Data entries

◇ ◇ ◇ ◇ ◇ ◇ ◇

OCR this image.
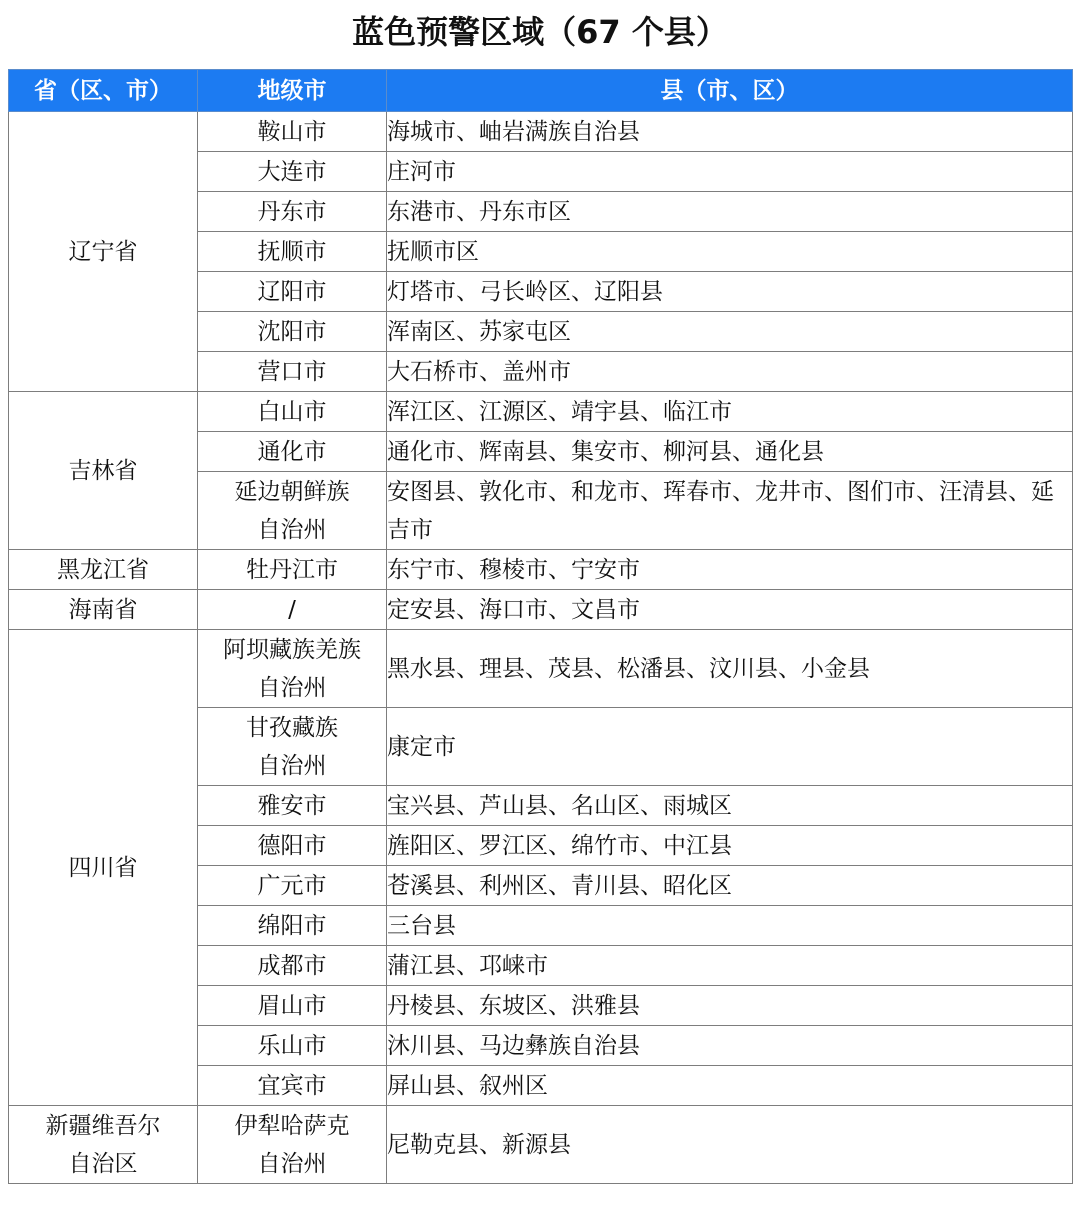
蓝色预警区域（67 个县）
省（区、市）	地级市	县（市、区）
辽宁省	鞍山市	海城市、岫岩满族自治县
	大连市	庄河市
	丹东市	东港市、丹东市区
	抚顺市	抚顺市区
	辽阳市	灯塔市、弓长岭区、辽阳县
	沈阳市	浑南区、苏家屯区
	营口市	大石桥市、盖州市
吉林省	白山市	浑江区、江源区、靖宇县、临江市
	通化市	通化市、辉南县、集安市、柳河县、通化县
	延边朝鲜族自治州	安图县、敦化市、和龙市、珲春市、龙井市、图们市、汪清县、延吉市
黑龙江省	牡丹江市	东宁市、穆棱市、宁安市
海南省	/	定安县、海口市、文昌市
四川省	阿坝藏族羌族自治州	黑水县、理县、茂县、松潘县、汶川县、小金县
	甘孜藏族自治州	康定市
	雅安市	宝兴县、芦山县、名山区、雨城区
	德阳市	旌阳区、罗江区、绵竹市、中江县
	广元市	苍溪县、利州区、青川县、昭化区
	绵阳市	三台县
	成都市	蒲江县、邛崃市
	眉山市	丹棱县、东坡区、洪雅县
	乐山市	沐川县、马边彝族自治县
	宜宾市	屏山县、叙州区
新疆维吾尔自治区	伊犁哈萨克自治州	尼勒克县、新源县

◇ ◇ ◇ ◇ ◇ ◇ ◇

- **What is required**: Without the pictures, retype the whole of the material above exactly.

- **Output of the exercise**:
OCR this image.
蓝色预警区域（67 个县）
省（区、市）	地级市	县（市、区）
辽宁省	鞍山市	海城市、岫岩满族自治县
	大连市	庄河市
	丹东市	东港市、丹东市区
	抚顺市	抚顺市区
	辽阳市	灯塔市、弓长岭区、辽阳县
	沈阳市	浑南区、苏家屯区
	营口市	大石桥市、盖州市
吉林省	白山市	浑江区、江源区、靖宇县、临江市
	通化市	通化市、辉南县、集安市、柳河县、通化县
	延边朝鲜族自治州	安图县、敦化市、和龙市、珲春市、龙井市、图们市、汪清县、延吉市
黑龙江省	牡丹江市	东宁市、穆棱市、宁安市
海南省	/	定安县、海口市、文昌市
四川省	阿坝藏族羌族自治州	黑水县、理县、茂县、松潘县、汶川县、小金县
	甘孜藏族自治州	康定市
	雅安市	宝兴县、芦山县、名山区、雨城区
	德阳市	旌阳区、罗江区、绵竹市、中江县
	广元市	苍溪县、利州区、青川县、昭化区
	绵阳市	三台县
	成都市	蒲江县、邛崃市
	眉山市	丹棱县、东坡区、洪雅县
	乐山市	沐川县、马边彝族自治县
	宜宾市	屏山县、叙州区
新疆维吾尔自治区	伊犁哈萨克自治州	尼勒克县、新源县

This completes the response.